#### Recorded information:

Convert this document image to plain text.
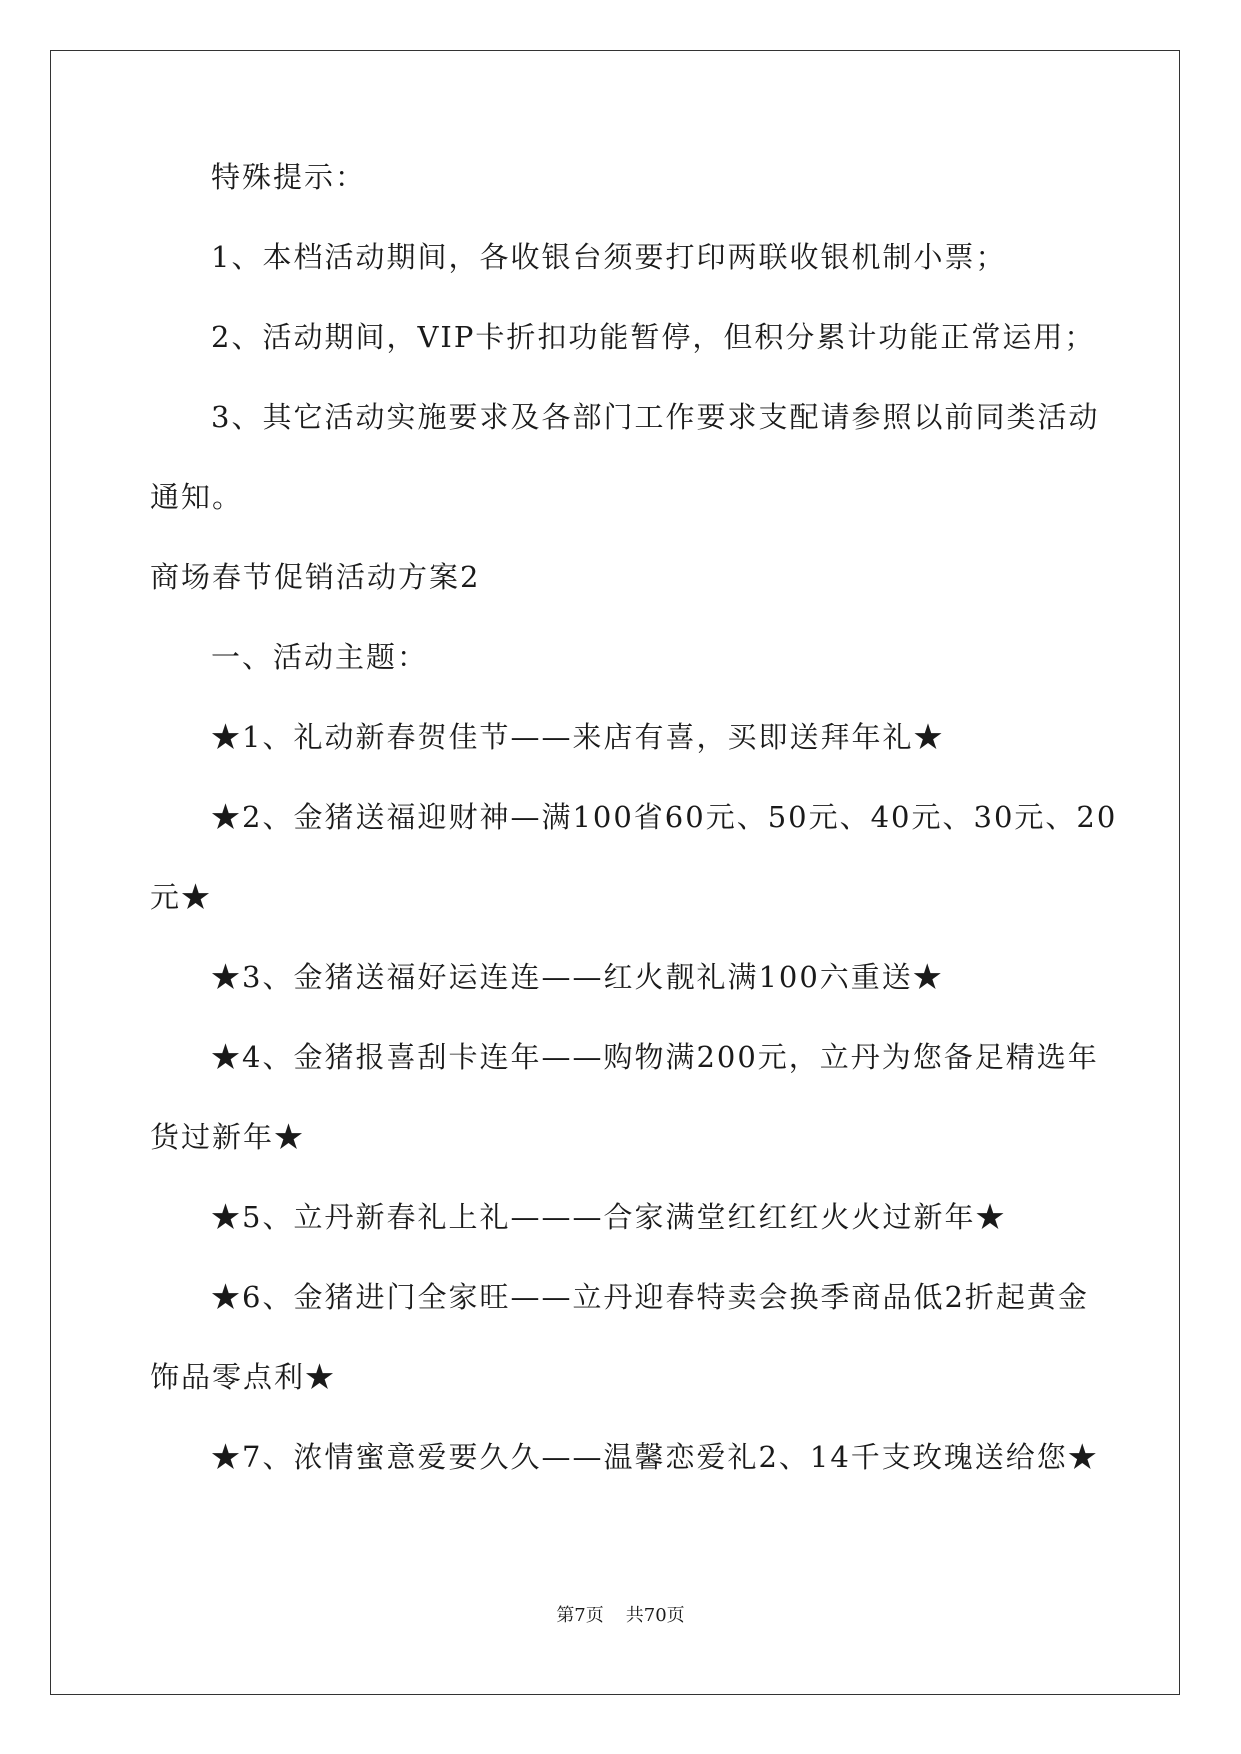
特殊提示：
1、本档活动期间，各收银台须要打印两联收银机制小票；
2、活动期间，VIP卡折扣功能暂停，但积分累计功能正常运用；
3、其它活动实施要求及各部门工作要求支配请参照以前同类活动
通知。
商场春节促销活动方案2
一、活动主题：
★1、礼动新春贺佳节——来店有喜，买即送拜年礼★
★2、金猪送福迎财神—满100省60元、50元、40元、30元、20
元★
★3、金猪送福好运连连——红火靓礼满100六重送★
★4、金猪报喜刮卡连年——购物满200元，立丹为您备足精选年
货过新年★
★5、立丹新春礼上礼———合家满堂红红红火火过新年★
★6、金猪进门全家旺——立丹迎春特卖会换季商品低2折起黄金
饰品零点利★
★7、浓情蜜意爱要久久——温馨恋爱礼2、14千支玫瑰送给您★
第7页 共70页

#### Written request:
Print the complete listing exactly as it stands, without its pictures.

#### Completed exercise:
Convert this document image to plain text.
特殊提示：
1、本档活动期间，各收银台须要打印两联收银机制小票；
2、活动期间，VIP卡折扣功能暂停，但积分累计功能正常运用；
3、其它活动实施要求及各部门工作要求支配请参照以前同类活动
通知。
商场春节促销活动方案2
一、活动主题：
★1、礼动新春贺佳节——来店有喜，买即送拜年礼★
★2、金猪送福迎财神—满100省60元、50元、40元、30元、20
元★
★3、金猪送福好运连连——红火靓礼满100六重送★
★4、金猪报喜刮卡连年——购物满200元，立丹为您备足精选年
货过新年★
★5、立丹新春礼上礼———合家满堂红红红火火过新年★
★6、金猪进门全家旺——立丹迎春特卖会换季商品低2折起黄金
饰品零点利★
★7、浓情蜜意爱要久久——温馨恋爱礼2、14千支玫瑰送给您★
第7页 共70页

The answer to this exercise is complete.